=== INFORMATION ===

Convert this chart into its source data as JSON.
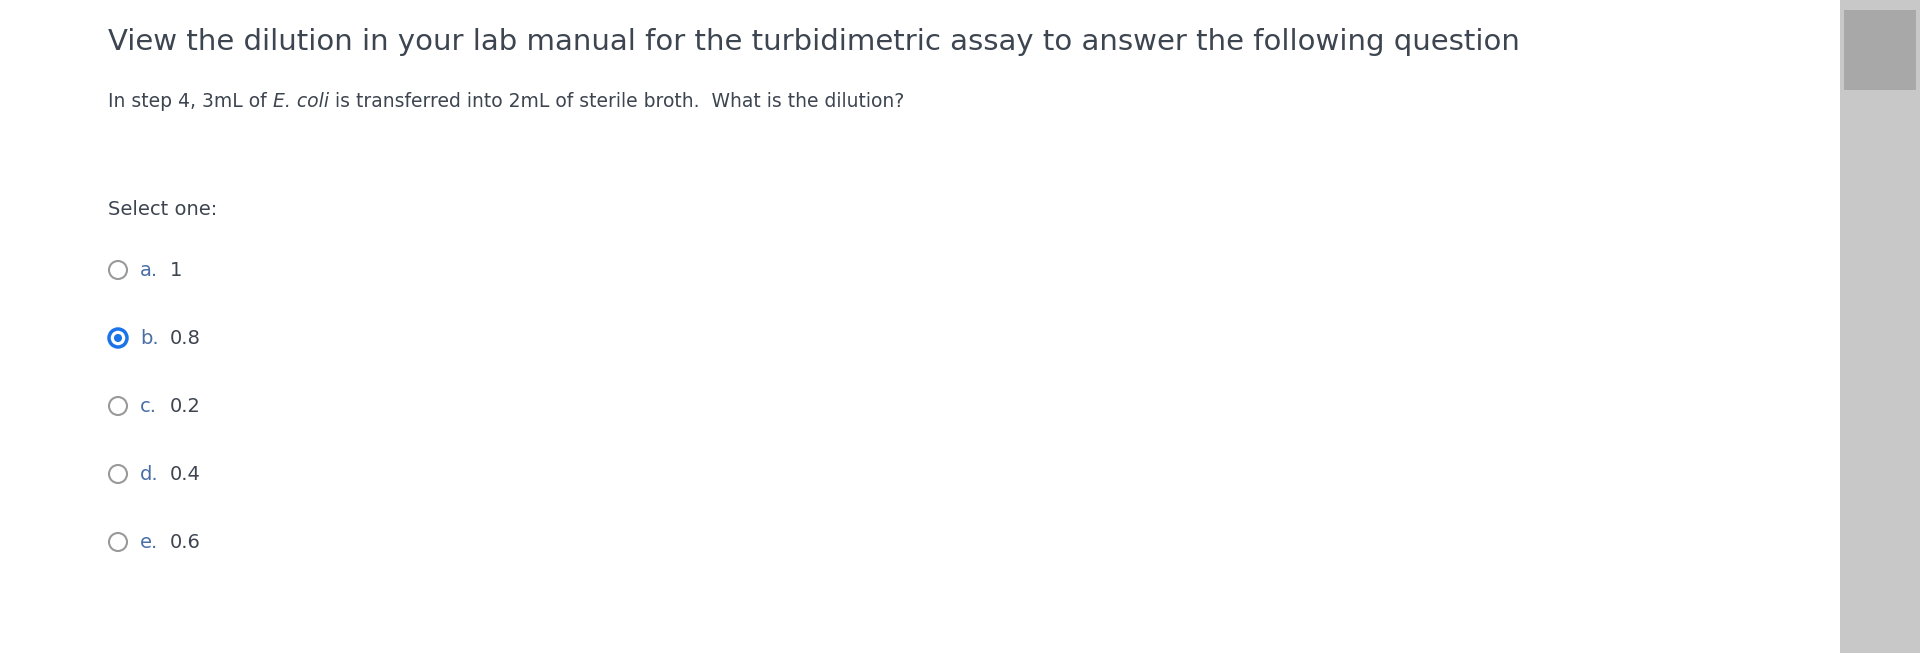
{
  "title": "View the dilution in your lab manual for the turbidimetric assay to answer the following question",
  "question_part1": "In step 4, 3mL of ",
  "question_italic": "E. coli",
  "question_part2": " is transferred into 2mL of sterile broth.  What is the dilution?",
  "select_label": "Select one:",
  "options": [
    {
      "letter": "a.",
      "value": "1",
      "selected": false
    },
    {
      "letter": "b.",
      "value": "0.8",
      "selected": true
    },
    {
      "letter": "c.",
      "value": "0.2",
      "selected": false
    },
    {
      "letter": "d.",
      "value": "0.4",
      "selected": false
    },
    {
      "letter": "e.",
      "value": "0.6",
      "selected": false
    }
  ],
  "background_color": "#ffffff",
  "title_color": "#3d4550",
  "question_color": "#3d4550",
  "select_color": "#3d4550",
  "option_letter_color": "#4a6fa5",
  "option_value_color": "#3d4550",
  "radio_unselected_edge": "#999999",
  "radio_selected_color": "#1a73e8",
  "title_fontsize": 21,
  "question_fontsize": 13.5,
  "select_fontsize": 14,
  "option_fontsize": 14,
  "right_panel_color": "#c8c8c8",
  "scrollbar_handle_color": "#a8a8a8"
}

===
=== INFORMATION ===

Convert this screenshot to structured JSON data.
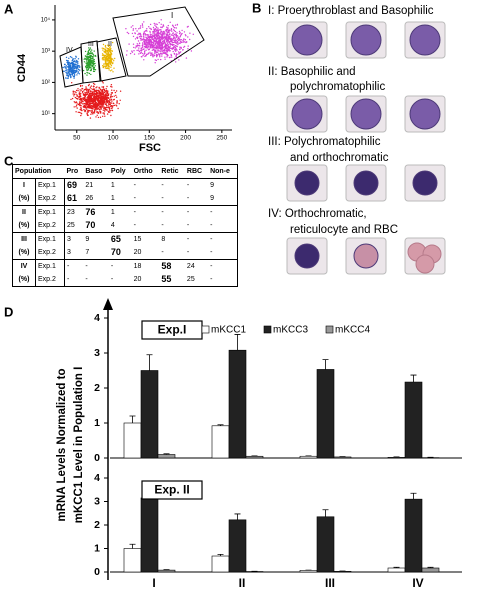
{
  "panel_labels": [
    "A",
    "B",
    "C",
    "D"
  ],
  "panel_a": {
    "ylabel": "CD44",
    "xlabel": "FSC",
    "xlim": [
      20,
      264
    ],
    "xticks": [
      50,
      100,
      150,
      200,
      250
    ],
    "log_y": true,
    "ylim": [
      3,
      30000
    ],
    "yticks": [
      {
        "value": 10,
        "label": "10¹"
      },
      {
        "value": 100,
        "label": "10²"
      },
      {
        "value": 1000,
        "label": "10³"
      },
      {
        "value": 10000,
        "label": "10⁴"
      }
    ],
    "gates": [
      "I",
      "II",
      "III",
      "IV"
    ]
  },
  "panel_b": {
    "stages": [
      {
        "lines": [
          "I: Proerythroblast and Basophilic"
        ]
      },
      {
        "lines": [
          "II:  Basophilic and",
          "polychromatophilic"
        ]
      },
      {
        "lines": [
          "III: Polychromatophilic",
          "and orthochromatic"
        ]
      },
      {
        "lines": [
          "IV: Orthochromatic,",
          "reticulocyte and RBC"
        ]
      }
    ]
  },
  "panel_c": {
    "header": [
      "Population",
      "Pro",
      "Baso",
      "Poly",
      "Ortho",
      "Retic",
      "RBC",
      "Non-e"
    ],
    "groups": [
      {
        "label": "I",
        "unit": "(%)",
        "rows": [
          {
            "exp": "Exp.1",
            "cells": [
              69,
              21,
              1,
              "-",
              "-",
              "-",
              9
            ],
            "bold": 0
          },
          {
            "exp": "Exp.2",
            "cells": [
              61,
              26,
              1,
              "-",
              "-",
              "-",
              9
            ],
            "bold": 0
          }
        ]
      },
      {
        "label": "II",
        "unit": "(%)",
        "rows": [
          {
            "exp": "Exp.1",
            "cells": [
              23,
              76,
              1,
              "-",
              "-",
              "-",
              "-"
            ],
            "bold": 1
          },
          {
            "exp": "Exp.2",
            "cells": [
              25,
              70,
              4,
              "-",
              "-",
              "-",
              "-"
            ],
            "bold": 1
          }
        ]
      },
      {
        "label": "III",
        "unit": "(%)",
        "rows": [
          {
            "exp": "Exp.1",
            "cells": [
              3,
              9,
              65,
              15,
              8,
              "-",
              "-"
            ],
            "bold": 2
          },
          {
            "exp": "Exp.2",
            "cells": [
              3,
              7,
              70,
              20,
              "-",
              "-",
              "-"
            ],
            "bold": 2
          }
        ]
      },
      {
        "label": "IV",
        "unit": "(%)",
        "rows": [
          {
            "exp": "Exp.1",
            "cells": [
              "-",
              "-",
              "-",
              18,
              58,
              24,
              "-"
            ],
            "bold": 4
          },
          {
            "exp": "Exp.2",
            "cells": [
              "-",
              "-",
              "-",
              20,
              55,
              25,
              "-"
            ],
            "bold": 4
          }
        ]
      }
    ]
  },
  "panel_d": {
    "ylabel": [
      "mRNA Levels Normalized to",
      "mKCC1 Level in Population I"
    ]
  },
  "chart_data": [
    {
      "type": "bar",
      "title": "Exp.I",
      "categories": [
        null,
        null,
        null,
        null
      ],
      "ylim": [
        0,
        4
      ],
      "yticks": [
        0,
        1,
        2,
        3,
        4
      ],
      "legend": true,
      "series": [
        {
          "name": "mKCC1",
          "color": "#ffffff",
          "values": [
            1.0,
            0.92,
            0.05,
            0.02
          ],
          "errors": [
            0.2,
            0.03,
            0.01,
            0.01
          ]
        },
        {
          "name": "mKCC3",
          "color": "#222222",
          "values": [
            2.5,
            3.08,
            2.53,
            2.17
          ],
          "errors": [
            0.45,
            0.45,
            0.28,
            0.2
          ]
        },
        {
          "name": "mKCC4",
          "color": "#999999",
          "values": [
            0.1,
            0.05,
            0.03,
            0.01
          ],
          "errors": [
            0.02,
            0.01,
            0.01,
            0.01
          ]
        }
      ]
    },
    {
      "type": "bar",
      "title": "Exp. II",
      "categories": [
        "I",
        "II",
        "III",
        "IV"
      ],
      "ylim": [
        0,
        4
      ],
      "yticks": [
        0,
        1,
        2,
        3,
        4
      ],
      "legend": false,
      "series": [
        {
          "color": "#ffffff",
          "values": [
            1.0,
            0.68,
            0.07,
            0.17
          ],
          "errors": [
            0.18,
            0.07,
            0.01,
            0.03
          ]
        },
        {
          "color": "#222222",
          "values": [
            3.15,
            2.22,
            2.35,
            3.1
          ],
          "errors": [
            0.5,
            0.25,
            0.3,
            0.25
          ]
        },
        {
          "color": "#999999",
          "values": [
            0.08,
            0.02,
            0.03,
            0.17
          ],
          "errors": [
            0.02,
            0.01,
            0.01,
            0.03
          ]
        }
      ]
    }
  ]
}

===
=== INFORMATION ===

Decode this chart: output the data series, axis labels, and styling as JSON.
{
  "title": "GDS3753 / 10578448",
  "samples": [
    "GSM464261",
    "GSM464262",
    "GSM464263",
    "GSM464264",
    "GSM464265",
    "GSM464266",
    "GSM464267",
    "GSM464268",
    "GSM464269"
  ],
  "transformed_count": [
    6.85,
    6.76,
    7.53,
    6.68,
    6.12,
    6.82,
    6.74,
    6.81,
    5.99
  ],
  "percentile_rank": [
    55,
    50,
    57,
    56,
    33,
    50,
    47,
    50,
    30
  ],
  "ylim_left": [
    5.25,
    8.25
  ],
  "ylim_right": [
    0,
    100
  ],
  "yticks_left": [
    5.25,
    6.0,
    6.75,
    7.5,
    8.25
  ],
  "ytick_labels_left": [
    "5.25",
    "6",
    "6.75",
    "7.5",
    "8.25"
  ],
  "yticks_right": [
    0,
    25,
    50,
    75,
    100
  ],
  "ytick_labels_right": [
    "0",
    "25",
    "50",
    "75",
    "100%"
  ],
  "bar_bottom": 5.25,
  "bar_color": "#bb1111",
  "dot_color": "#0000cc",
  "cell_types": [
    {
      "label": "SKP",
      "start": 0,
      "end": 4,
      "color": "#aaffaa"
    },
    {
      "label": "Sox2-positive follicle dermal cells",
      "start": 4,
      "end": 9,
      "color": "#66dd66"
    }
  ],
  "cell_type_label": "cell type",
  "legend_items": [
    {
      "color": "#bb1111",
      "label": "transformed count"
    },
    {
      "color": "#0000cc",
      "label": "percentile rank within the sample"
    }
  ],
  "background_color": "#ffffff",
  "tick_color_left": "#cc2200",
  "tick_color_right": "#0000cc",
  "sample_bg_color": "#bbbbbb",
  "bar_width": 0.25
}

===

PROBLEM DETAILS: Read the data above and pull out each line that holds the string "JSON".

PROBLEM SOLUTION:
Convert this chart into its source data as JSON.
Convert this screenshot to structured JSON data.
Decode this chart: output the data series, axis labels, and styling as JSON.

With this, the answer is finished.